• _PROBLEM DESCRIPTION_:
State how many lines of the data contain the word "JSON", and write nothing besides the number.

(Raw records)
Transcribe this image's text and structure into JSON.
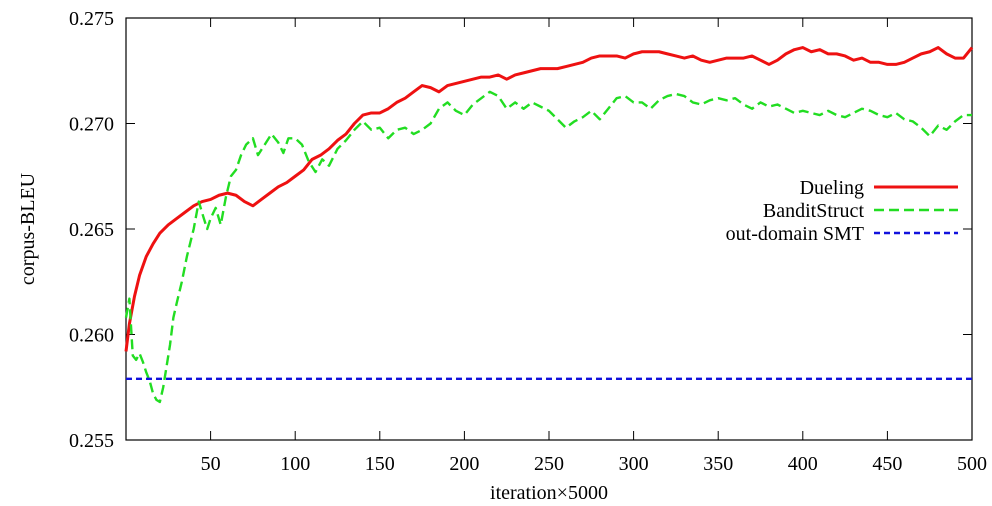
{
  "chart_data": {
    "type": "line",
    "title": "",
    "xlabel": "iteration×5000",
    "ylabel": "corpus-BLEU",
    "xlim": [
      0,
      500
    ],
    "ylim": [
      0.255,
      0.275
    ],
    "xticks": [
      50,
      100,
      150,
      200,
      250,
      300,
      350,
      400,
      450,
      500
    ],
    "xtick_labels": [
      "50",
      "100",
      "150",
      "200",
      "250",
      "300",
      "350",
      "400",
      "450",
      "500"
    ],
    "yticks": [
      0.255,
      0.26,
      0.265,
      0.27,
      0.275
    ],
    "ytick_labels": [
      "0.255",
      "0.260",
      "0.265",
      "0.270",
      "0.275"
    ],
    "grid": false,
    "legend_position": "right",
    "series": [
      {
        "name": "Dueling",
        "color": "#ee1111",
        "style": "solid",
        "points": [
          [
            0,
            0.2592
          ],
          [
            2,
            0.2605
          ],
          [
            5,
            0.2618
          ],
          [
            8,
            0.2628
          ],
          [
            12,
            0.2637
          ],
          [
            16,
            0.2643
          ],
          [
            20,
            0.2648
          ],
          [
            25,
            0.2652
          ],
          [
            30,
            0.2655
          ],
          [
            35,
            0.2658
          ],
          [
            40,
            0.2661
          ],
          [
            45,
            0.2663
          ],
          [
            50,
            0.2664
          ],
          [
            55,
            0.2666
          ],
          [
            60,
            0.2667
          ],
          [
            65,
            0.2666
          ],
          [
            70,
            0.2663
          ],
          [
            75,
            0.2661
          ],
          [
            80,
            0.2664
          ],
          [
            85,
            0.2667
          ],
          [
            90,
            0.267
          ],
          [
            95,
            0.2672
          ],
          [
            100,
            0.2675
          ],
          [
            105,
            0.2678
          ],
          [
            110,
            0.2683
          ],
          [
            115,
            0.2685
          ],
          [
            120,
            0.2688
          ],
          [
            125,
            0.2692
          ],
          [
            130,
            0.2695
          ],
          [
            135,
            0.27
          ],
          [
            140,
            0.2704
          ],
          [
            145,
            0.2705
          ],
          [
            150,
            0.2705
          ],
          [
            155,
            0.2707
          ],
          [
            160,
            0.271
          ],
          [
            165,
            0.2712
          ],
          [
            170,
            0.2715
          ],
          [
            175,
            0.2718
          ],
          [
            180,
            0.2717
          ],
          [
            185,
            0.2715
          ],
          [
            190,
            0.2718
          ],
          [
            195,
            0.2719
          ],
          [
            200,
            0.272
          ],
          [
            205,
            0.2721
          ],
          [
            210,
            0.2722
          ],
          [
            215,
            0.2722
          ],
          [
            220,
            0.2723
          ],
          [
            225,
            0.2721
          ],
          [
            230,
            0.2723
          ],
          [
            235,
            0.2724
          ],
          [
            240,
            0.2725
          ],
          [
            245,
            0.2726
          ],
          [
            250,
            0.2726
          ],
          [
            255,
            0.2726
          ],
          [
            260,
            0.2727
          ],
          [
            265,
            0.2728
          ],
          [
            270,
            0.2729
          ],
          [
            275,
            0.2731
          ],
          [
            280,
            0.2732
          ],
          [
            285,
            0.2732
          ],
          [
            290,
            0.2732
          ],
          [
            295,
            0.2731
          ],
          [
            300,
            0.2733
          ],
          [
            305,
            0.2734
          ],
          [
            310,
            0.2734
          ],
          [
            315,
            0.2734
          ],
          [
            320,
            0.2733
          ],
          [
            325,
            0.2732
          ],
          [
            330,
            0.2731
          ],
          [
            335,
            0.2732
          ],
          [
            340,
            0.273
          ],
          [
            345,
            0.2729
          ],
          [
            350,
            0.273
          ],
          [
            355,
            0.2731
          ],
          [
            360,
            0.2731
          ],
          [
            365,
            0.2731
          ],
          [
            370,
            0.2732
          ],
          [
            375,
            0.273
          ],
          [
            380,
            0.2728
          ],
          [
            385,
            0.273
          ],
          [
            390,
            0.2733
          ],
          [
            395,
            0.2735
          ],
          [
            400,
            0.2736
          ],
          [
            405,
            0.2734
          ],
          [
            410,
            0.2735
          ],
          [
            415,
            0.2733
          ],
          [
            420,
            0.2733
          ],
          [
            425,
            0.2732
          ],
          [
            430,
            0.273
          ],
          [
            435,
            0.2731
          ],
          [
            440,
            0.2729
          ],
          [
            445,
            0.2729
          ],
          [
            450,
            0.2728
          ],
          [
            455,
            0.2728
          ],
          [
            460,
            0.2729
          ],
          [
            465,
            0.2731
          ],
          [
            470,
            0.2733
          ],
          [
            475,
            0.2734
          ],
          [
            480,
            0.2736
          ],
          [
            485,
            0.2733
          ],
          [
            490,
            0.2731
          ],
          [
            495,
            0.2731
          ],
          [
            500,
            0.2736
          ]
        ]
      },
      {
        "name": "BanditStruct",
        "color": "#22dd22",
        "style": "dashed",
        "points": [
          [
            0,
            0.2608
          ],
          [
            2,
            0.2617
          ],
          [
            4,
            0.259
          ],
          [
            6,
            0.2588
          ],
          [
            8,
            0.2591
          ],
          [
            10,
            0.2587
          ],
          [
            12,
            0.2582
          ],
          [
            14,
            0.2578
          ],
          [
            16,
            0.2572
          ],
          [
            18,
            0.2569
          ],
          [
            20,
            0.2568
          ],
          [
            22,
            0.2575
          ],
          [
            24,
            0.2585
          ],
          [
            26,
            0.2595
          ],
          [
            28,
            0.2608
          ],
          [
            30,
            0.2615
          ],
          [
            33,
            0.2625
          ],
          [
            36,
            0.2637
          ],
          [
            40,
            0.265
          ],
          [
            43,
            0.2663
          ],
          [
            46,
            0.2655
          ],
          [
            48,
            0.265
          ],
          [
            50,
            0.2655
          ],
          [
            53,
            0.266
          ],
          [
            56,
            0.2652
          ],
          [
            59,
            0.2665
          ],
          [
            62,
            0.2675
          ],
          [
            65,
            0.2678
          ],
          [
            68,
            0.2685
          ],
          [
            71,
            0.269
          ],
          [
            75,
            0.2693
          ],
          [
            78,
            0.2685
          ],
          [
            82,
            0.269
          ],
          [
            86,
            0.2695
          ],
          [
            90,
            0.2691
          ],
          [
            93,
            0.2686
          ],
          [
            96,
            0.2693
          ],
          [
            100,
            0.2693
          ],
          [
            104,
            0.269
          ],
          [
            108,
            0.2682
          ],
          [
            112,
            0.2677
          ],
          [
            116,
            0.2683
          ],
          [
            120,
            0.268
          ],
          [
            125,
            0.2688
          ],
          [
            130,
            0.2692
          ],
          [
            135,
            0.2697
          ],
          [
            140,
            0.2701
          ],
          [
            145,
            0.2697
          ],
          [
            150,
            0.2698
          ],
          [
            155,
            0.2693
          ],
          [
            160,
            0.2697
          ],
          [
            165,
            0.2698
          ],
          [
            170,
            0.2695
          ],
          [
            175,
            0.2697
          ],
          [
            180,
            0.27
          ],
          [
            185,
            0.2707
          ],
          [
            190,
            0.271
          ],
          [
            195,
            0.2706
          ],
          [
            200,
            0.2704
          ],
          [
            205,
            0.2709
          ],
          [
            210,
            0.2712
          ],
          [
            215,
            0.2715
          ],
          [
            220,
            0.2713
          ],
          [
            225,
            0.2707
          ],
          [
            230,
            0.271
          ],
          [
            235,
            0.2707
          ],
          [
            240,
            0.271
          ],
          [
            245,
            0.2708
          ],
          [
            250,
            0.2706
          ],
          [
            255,
            0.2702
          ],
          [
            260,
            0.2698
          ],
          [
            265,
            0.2701
          ],
          [
            270,
            0.2703
          ],
          [
            275,
            0.2706
          ],
          [
            280,
            0.2702
          ],
          [
            285,
            0.2707
          ],
          [
            290,
            0.2712
          ],
          [
            295,
            0.2713
          ],
          [
            300,
            0.271
          ],
          [
            305,
            0.271
          ],
          [
            310,
            0.2707
          ],
          [
            315,
            0.2711
          ],
          [
            320,
            0.2713
          ],
          [
            325,
            0.2714
          ],
          [
            330,
            0.2713
          ],
          [
            335,
            0.271
          ],
          [
            340,
            0.2709
          ],
          [
            345,
            0.2711
          ],
          [
            350,
            0.2712
          ],
          [
            355,
            0.2711
          ],
          [
            360,
            0.2712
          ],
          [
            365,
            0.2709
          ],
          [
            370,
            0.2707
          ],
          [
            375,
            0.271
          ],
          [
            380,
            0.2708
          ],
          [
            385,
            0.2709
          ],
          [
            390,
            0.2707
          ],
          [
            395,
            0.2705
          ],
          [
            400,
            0.2706
          ],
          [
            405,
            0.2705
          ],
          [
            410,
            0.2704
          ],
          [
            415,
            0.2706
          ],
          [
            420,
            0.2704
          ],
          [
            425,
            0.2703
          ],
          [
            430,
            0.2705
          ],
          [
            435,
            0.2707
          ],
          [
            440,
            0.2706
          ],
          [
            445,
            0.2704
          ],
          [
            450,
            0.2703
          ],
          [
            455,
            0.2705
          ],
          [
            460,
            0.2702
          ],
          [
            465,
            0.2701
          ],
          [
            470,
            0.2698
          ],
          [
            475,
            0.2694
          ],
          [
            480,
            0.2699
          ],
          [
            485,
            0.2697
          ],
          [
            490,
            0.2701
          ],
          [
            495,
            0.2704
          ],
          [
            500,
            0.2704
          ]
        ]
      },
      {
        "name": "out-domain SMT",
        "color": "#1111dd",
        "style": "dotted",
        "points": [
          [
            0,
            0.2579
          ],
          [
            500,
            0.2579
          ]
        ]
      }
    ]
  }
}
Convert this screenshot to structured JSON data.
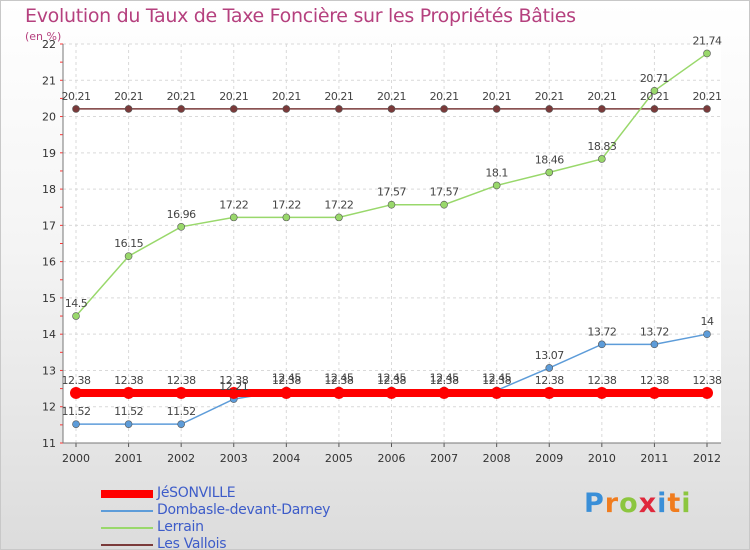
{
  "chart_data": {
    "type": "line",
    "title": "Evolution du Taux de Taxe Foncière sur les Propriétés Bâties",
    "ylabel": "(en %)",
    "xlabel": "",
    "x": [
      "2000",
      "2001",
      "2002",
      "2003",
      "2004",
      "2005",
      "2006",
      "2007",
      "2008",
      "2009",
      "2010",
      "2011",
      "2012"
    ],
    "ylim": [
      11,
      22
    ],
    "yticks": [
      "11",
      "12",
      "13",
      "14",
      "15",
      "16",
      "17",
      "18",
      "19",
      "20",
      "21",
      "22"
    ],
    "grid": true,
    "legend_position": "bottom-left",
    "series": [
      {
        "name": "JéSONVILLE",
        "color": "#ff0000",
        "values": [
          12.38,
          12.38,
          12.38,
          12.38,
          12.38,
          12.38,
          12.38,
          12.38,
          12.38,
          12.38,
          12.38,
          12.38,
          12.38
        ],
        "labels": [
          "12.38",
          "12.38",
          "12.38",
          "12.38",
          "12.38",
          "12.38",
          "12.38",
          "12.38",
          "12.38",
          "12.38",
          "12.38",
          "12.38",
          "12.38"
        ]
      },
      {
        "name": "Dombasle-devant-Darney",
        "color": "#5d9cd9",
        "values": [
          11.52,
          11.52,
          11.52,
          12.21,
          12.45,
          12.45,
          12.45,
          12.45,
          12.45,
          13.07,
          13.72,
          13.72,
          14
        ],
        "labels": [
          "11.52",
          "11.52",
          "11.52",
          "12.21",
          "12.45",
          "12.45",
          "12.45",
          "12.45",
          "12.45",
          "13.07",
          "13.72",
          "13.72",
          "14"
        ]
      },
      {
        "name": "Lerrain",
        "color": "#99d86b",
        "values": [
          14.5,
          16.15,
          16.96,
          17.22,
          17.22,
          17.22,
          17.57,
          17.57,
          18.1,
          18.46,
          18.83,
          20.71,
          21.74
        ],
        "labels": [
          "14.5",
          "16.15",
          "16.96",
          "17.22",
          "17.22",
          "17.22",
          "17.57",
          "17.57",
          "18.1",
          "18.46",
          "18.83",
          "20.71",
          "21.74"
        ]
      },
      {
        "name": "Les Vallois",
        "color": "#7a3a3a",
        "values": [
          20.21,
          20.21,
          20.21,
          20.21,
          20.21,
          20.21,
          20.21,
          20.21,
          20.21,
          20.21,
          20.21,
          20.21,
          20.21
        ],
        "labels": [
          "20.21",
          "20.21",
          "20.21",
          "20.21",
          "20.21",
          "20.21",
          "20.21",
          "20.21",
          "20.21",
          "20.21",
          "20.21",
          "20.21",
          "20.21"
        ]
      }
    ]
  },
  "logo": {
    "text": "Proxiti",
    "letter_colors": [
      "#3a8fd8",
      "#f07c1e",
      "#8cc63f",
      "#e0283c",
      "#3a8fd8",
      "#f07c1e",
      "#8cc63f"
    ]
  }
}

• _FINISHED EXERCISE_:
2